* BEGIN Provided entries *

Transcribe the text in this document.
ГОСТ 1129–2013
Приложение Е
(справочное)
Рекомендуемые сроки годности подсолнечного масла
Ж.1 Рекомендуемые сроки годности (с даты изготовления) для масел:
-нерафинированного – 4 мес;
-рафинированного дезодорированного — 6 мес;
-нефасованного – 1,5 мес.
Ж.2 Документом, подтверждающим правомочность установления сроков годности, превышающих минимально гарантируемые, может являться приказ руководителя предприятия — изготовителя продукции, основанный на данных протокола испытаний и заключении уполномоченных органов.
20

* END Provided entries *

Print the complete listing again, exactly as it stands.

=== The output ===
Transcribe the text in this document.
ГОСТ 1129–2013
Приложение Е
(справочное)
Рекомендуемые сроки годности подсолнечного масла
Ж.1 Рекомендуемые сроки годности (с даты изготовления) для масел:
-нерафинированного – 4 мес;
-рафинированного дезодорированного — 6 мес;
-нефасованного – 1,5 мес.
Ж.2 Документом, подтверждающим правомочность установления сроков годности, превышающих минимально гарантируемые, может являться приказ руководителя предприятия — изготовителя продукции, основанный на данных протокола испытаний и заключении уполномоченных органов.
20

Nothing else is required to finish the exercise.